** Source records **
------------
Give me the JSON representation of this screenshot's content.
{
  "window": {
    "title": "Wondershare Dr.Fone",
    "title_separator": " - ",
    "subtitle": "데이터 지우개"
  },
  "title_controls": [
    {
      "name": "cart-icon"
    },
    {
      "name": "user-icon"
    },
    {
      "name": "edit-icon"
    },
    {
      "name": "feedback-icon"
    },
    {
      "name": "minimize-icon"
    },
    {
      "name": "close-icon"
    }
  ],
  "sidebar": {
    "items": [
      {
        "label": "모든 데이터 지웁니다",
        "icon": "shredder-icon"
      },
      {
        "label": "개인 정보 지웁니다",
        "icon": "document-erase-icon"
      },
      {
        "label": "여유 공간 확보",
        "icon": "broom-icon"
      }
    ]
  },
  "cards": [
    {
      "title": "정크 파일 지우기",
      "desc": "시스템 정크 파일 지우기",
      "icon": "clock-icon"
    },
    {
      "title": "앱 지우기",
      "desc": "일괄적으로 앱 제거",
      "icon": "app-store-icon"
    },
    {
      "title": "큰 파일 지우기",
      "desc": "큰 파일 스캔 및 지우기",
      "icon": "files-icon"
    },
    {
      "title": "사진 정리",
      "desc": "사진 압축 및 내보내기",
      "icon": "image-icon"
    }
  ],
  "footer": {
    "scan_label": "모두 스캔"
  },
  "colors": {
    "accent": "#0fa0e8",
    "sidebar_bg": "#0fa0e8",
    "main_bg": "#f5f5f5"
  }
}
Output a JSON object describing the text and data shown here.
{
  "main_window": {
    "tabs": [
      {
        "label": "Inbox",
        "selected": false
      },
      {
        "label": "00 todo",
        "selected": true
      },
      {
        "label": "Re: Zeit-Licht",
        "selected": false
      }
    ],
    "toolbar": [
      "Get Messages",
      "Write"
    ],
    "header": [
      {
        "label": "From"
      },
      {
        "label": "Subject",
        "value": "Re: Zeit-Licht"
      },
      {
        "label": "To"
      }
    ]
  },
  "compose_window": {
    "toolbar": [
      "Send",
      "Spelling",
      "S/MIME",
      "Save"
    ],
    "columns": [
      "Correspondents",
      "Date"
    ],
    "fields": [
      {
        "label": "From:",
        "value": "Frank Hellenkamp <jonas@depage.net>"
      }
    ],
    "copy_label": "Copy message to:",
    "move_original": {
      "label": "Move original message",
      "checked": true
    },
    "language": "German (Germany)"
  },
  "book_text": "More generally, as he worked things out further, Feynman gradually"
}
------------
Make an exact copy of the material above.

Give me the JSON representation of this screenshot's content.
{
  "window": {
    "title": "Wondershare Dr.Fone",
    "title_separator": " - ",
    "subtitle": "데이터 지우개"
  },
  "title_controls": [
    {
      "name": "cart-icon"
    },
    {
      "name": "user-icon"
    },
    {
      "name": "edit-icon"
    },
    {
      "name": "feedback-icon"
    },
    {
      "name": "minimize-icon"
    },
    {
      "name": "close-icon"
    }
  ],
  "sidebar": {
    "items": [
      {
        "label": "모든 데이터 지웁니다",
        "icon": "shredder-icon"
      },
      {
        "label": "개인 정보 지웁니다",
        "icon": "document-erase-icon"
      },
      {
        "label": "여유 공간 확보",
        "icon": "broom-icon"
      }
    ]
  },
  "cards": [
    {
      "title": "정크 파일 지우기",
      "desc": "시스템 정크 파일 지우기",
      "icon": "clock-icon"
    },
    {
      "title": "앱 지우기",
      "desc": "일괄적으로 앱 제거",
      "icon": "app-store-icon"
    },
    {
      "title": "큰 파일 지우기",
      "desc": "큰 파일 스캔 및 지우기",
      "icon": "files-icon"
    },
    {
      "title": "사진 정리",
      "desc": "사진 압축 및 내보내기",
      "icon": "image-icon"
    }
  ],
  "footer": {
    "scan_label": "모두 스캔"
  },
  "colors": {
    "accent": "#0fa0e8",
    "sidebar_bg": "#0fa0e8",
    "main_bg": "#f5f5f5"
  }
}
Output a JSON object describing the text and data shown here.
{
  "main_window": {
    "tabs": [
      {
        "label": "Inbox",
        "selected": false
      },
      {
        "label": "00 todo",
        "selected": true
      },
      {
        "label": "Re: Zeit-Licht",
        "selected": false
      }
    ],
    "toolbar": [
      "Get Messages",
      "Write"
    ],
    "header": [
      {
        "label": "From"
      },
      {
        "label": "Subject",
        "value": "Re: Zeit-Licht"
      },
      {
        "label": "To"
      }
    ]
  },
  "compose_window": {
    "toolbar": [
      "Send",
      "Spelling",
      "S/MIME",
      "Save"
    ],
    "columns": [
      "Correspondents",
      "Date"
    ],
    "fields": [
      {
        "label": "From:",
        "value": "Frank Hellenkamp <jonas@depage.net>"
      }
    ],
    "copy_label": "Copy message to:",
    "move_original": {
      "label": "Move original message",
      "checked": true
    },
    "language": "German (Germany)"
  },
  "book_text": "More generally, as he worked things out further, Feynman gradually"
}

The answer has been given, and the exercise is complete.